▶ What needs to be done: Print every entry exactly as written.

▶ Given data:
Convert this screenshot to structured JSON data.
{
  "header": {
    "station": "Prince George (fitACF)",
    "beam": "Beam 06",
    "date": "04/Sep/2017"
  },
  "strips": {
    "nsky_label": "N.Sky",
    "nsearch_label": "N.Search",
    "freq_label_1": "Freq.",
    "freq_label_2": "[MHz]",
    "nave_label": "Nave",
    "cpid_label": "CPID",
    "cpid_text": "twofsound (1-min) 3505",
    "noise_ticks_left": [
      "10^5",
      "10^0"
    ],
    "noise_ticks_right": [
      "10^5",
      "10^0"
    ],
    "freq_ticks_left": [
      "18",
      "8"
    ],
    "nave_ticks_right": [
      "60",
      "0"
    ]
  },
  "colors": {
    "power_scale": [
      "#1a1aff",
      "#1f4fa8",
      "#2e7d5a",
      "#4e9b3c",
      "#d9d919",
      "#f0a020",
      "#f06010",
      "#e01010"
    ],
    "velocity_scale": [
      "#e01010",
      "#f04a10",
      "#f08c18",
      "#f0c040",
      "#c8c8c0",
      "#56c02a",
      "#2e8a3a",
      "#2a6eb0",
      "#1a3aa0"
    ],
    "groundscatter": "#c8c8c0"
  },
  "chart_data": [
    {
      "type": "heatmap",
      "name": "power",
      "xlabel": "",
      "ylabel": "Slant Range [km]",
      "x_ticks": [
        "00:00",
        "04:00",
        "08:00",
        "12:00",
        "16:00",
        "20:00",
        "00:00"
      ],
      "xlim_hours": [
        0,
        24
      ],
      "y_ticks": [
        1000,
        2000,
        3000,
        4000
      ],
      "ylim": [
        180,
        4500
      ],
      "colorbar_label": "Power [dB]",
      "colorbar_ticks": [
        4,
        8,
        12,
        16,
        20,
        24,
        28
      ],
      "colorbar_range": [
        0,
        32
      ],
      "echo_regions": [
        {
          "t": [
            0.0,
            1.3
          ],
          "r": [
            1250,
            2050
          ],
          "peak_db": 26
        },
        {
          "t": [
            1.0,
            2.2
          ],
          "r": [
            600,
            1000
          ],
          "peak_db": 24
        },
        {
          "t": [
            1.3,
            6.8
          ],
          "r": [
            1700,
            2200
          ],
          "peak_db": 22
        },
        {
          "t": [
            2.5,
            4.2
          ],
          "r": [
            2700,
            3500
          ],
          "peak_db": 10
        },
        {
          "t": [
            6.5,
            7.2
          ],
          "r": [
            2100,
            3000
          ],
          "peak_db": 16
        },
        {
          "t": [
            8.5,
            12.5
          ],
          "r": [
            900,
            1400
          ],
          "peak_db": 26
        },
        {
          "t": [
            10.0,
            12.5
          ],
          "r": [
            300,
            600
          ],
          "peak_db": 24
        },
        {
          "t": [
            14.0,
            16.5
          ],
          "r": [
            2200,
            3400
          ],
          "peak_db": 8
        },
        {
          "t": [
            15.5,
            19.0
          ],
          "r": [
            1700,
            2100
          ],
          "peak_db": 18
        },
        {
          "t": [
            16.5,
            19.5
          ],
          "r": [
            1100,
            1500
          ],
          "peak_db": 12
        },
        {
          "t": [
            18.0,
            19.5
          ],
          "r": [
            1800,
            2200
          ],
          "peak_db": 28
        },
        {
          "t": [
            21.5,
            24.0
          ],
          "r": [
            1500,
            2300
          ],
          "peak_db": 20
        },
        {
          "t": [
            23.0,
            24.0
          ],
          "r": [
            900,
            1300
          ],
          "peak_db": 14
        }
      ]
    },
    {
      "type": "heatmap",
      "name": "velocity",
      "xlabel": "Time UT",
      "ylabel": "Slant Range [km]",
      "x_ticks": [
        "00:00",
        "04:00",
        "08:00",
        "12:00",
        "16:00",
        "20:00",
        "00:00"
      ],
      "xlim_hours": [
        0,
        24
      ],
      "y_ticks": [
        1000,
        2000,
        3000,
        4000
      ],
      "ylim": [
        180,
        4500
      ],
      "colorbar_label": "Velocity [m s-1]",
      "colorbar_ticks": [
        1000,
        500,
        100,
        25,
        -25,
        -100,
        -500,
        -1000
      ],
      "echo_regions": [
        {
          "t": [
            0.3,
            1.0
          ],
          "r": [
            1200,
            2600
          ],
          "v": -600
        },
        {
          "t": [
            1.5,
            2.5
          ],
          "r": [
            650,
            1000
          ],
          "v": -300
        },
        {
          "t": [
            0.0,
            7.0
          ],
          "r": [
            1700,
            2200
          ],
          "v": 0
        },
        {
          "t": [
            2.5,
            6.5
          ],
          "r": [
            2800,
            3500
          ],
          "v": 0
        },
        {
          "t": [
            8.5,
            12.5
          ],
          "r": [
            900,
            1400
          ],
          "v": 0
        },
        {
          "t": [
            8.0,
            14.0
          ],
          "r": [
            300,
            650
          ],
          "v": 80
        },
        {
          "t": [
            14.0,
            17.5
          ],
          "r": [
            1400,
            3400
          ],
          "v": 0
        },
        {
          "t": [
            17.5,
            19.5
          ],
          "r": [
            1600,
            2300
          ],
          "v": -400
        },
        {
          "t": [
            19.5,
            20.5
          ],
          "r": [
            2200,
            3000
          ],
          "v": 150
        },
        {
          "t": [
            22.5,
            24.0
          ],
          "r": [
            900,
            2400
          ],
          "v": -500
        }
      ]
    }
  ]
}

▶ Task solution:
Convert this screenshot to structured JSON data.
{
  "header": {
    "station": "Prince George (fitACF)",
    "beam": "Beam 06",
    "date": "04/Sep/2017"
  },
  "strips": {
    "nsky_label": "N.Sky",
    "nsearch_label": "N.Search",
    "freq_label_1": "Freq.",
    "freq_label_2": "[MHz]",
    "nave_label": "Nave",
    "cpid_label": "CPID",
    "cpid_text": "twofsound (1-min) 3505",
    "noise_ticks_left": [
      "10^5",
      "10^0"
    ],
    "noise_ticks_right": [
      "10^5",
      "10^0"
    ],
    "freq_ticks_left": [
      "18",
      "8"
    ],
    "nave_ticks_right": [
      "60",
      "0"
    ]
  },
  "colors": {
    "power_scale": [
      "#1a1aff",
      "#1f4fa8",
      "#2e7d5a",
      "#4e9b3c",
      "#d9d919",
      "#f0a020",
      "#f06010",
      "#e01010"
    ],
    "velocity_scale": [
      "#e01010",
      "#f04a10",
      "#f08c18",
      "#f0c040",
      "#c8c8c0",
      "#56c02a",
      "#2e8a3a",
      "#2a6eb0",
      "#1a3aa0"
    ],
    "groundscatter": "#c8c8c0"
  },
  "chart_data": [
    {
      "type": "heatmap",
      "name": "power",
      "xlabel": "",
      "ylabel": "Slant Range [km]",
      "x_ticks": [
        "00:00",
        "04:00",
        "08:00",
        "12:00",
        "16:00",
        "20:00",
        "00:00"
      ],
      "xlim_hours": [
        0,
        24
      ],
      "y_ticks": [
        1000,
        2000,
        3000,
        4000
      ],
      "ylim": [
        180,
        4500
      ],
      "colorbar_label": "Power [dB]",
      "colorbar_ticks": [
        4,
        8,
        12,
        16,
        20,
        24,
        28
      ],
      "colorbar_range": [
        0,
        32
      ],
      "echo_regions": [
        {
          "t": [
            0.0,
            1.3
          ],
          "r": [
            1250,
            2050
          ],
          "peak_db": 26
        },
        {
          "t": [
            1.0,
            2.2
          ],
          "r": [
            600,
            1000
          ],
          "peak_db": 24
        },
        {
          "t": [
            1.3,
            6.8
          ],
          "r": [
            1700,
            2200
          ],
          "peak_db": 22
        },
        {
          "t": [
            2.5,
            4.2
          ],
          "r": [
            2700,
            3500
          ],
          "peak_db": 10
        },
        {
          "t": [
            6.5,
            7.2
          ],
          "r": [
            2100,
            3000
          ],
          "peak_db": 16
        },
        {
          "t": [
            8.5,
            12.5
          ],
          "r": [
            900,
            1400
          ],
          "peak_db": 26
        },
        {
          "t": [
            10.0,
            12.5
          ],
          "r": [
            300,
            600
          ],
          "peak_db": 24
        },
        {
          "t": [
            14.0,
            16.5
          ],
          "r": [
            2200,
            3400
          ],
          "peak_db": 8
        },
        {
          "t": [
            15.5,
            19.0
          ],
          "r": [
            1700,
            2100
          ],
          "peak_db": 18
        },
        {
          "t": [
            16.5,
            19.5
          ],
          "r": [
            1100,
            1500
          ],
          "peak_db": 12
        },
        {
          "t": [
            18.0,
            19.5
          ],
          "r": [
            1800,
            2200
          ],
          "peak_db": 28
        },
        {
          "t": [
            21.5,
            24.0
          ],
          "r": [
            1500,
            2300
          ],
          "peak_db": 20
        },
        {
          "t": [
            23.0,
            24.0
          ],
          "r": [
            900,
            1300
          ],
          "peak_db": 14
        }
      ]
    },
    {
      "type": "heatmap",
      "name": "velocity",
      "xlabel": "Time UT",
      "ylabel": "Slant Range [km]",
      "x_ticks": [
        "00:00",
        "04:00",
        "08:00",
        "12:00",
        "16:00",
        "20:00",
        "00:00"
      ],
      "xlim_hours": [
        0,
        24
      ],
      "y_ticks": [
        1000,
        2000,
        3000,
        4000
      ],
      "ylim": [
        180,
        4500
      ],
      "colorbar_label": "Velocity [m s-1]",
      "colorbar_ticks": [
        1000,
        500,
        100,
        25,
        -25,
        -100,
        -500,
        -1000
      ],
      "echo_regions": [
        {
          "t": [
            0.3,
            1.0
          ],
          "r": [
            1200,
            2600
          ],
          "v": -600
        },
        {
          "t": [
            1.5,
            2.5
          ],
          "r": [
            650,
            1000
          ],
          "v": -300
        },
        {
          "t": [
            0.0,
            7.0
          ],
          "r": [
            1700,
            2200
          ],
          "v": 0
        },
        {
          "t": [
            2.5,
            6.5
          ],
          "r": [
            2800,
            3500
          ],
          "v": 0
        },
        {
          "t": [
            8.5,
            12.5
          ],
          "r": [
            900,
            1400
          ],
          "v": 0
        },
        {
          "t": [
            8.0,
            14.0
          ],
          "r": [
            300,
            650
          ],
          "v": 80
        },
        {
          "t": [
            14.0,
            17.5
          ],
          "r": [
            1400,
            3400
          ],
          "v": 0
        },
        {
          "t": [
            17.5,
            19.5
          ],
          "r": [
            1600,
            2300
          ],
          "v": -400
        },
        {
          "t": [
            19.5,
            20.5
          ],
          "r": [
            2200,
            3000
          ],
          "v": 150
        },
        {
          "t": [
            22.5,
            24.0
          ],
          "r": [
            900,
            2400
          ],
          "v": -500
        }
      ]
    }
  ]
}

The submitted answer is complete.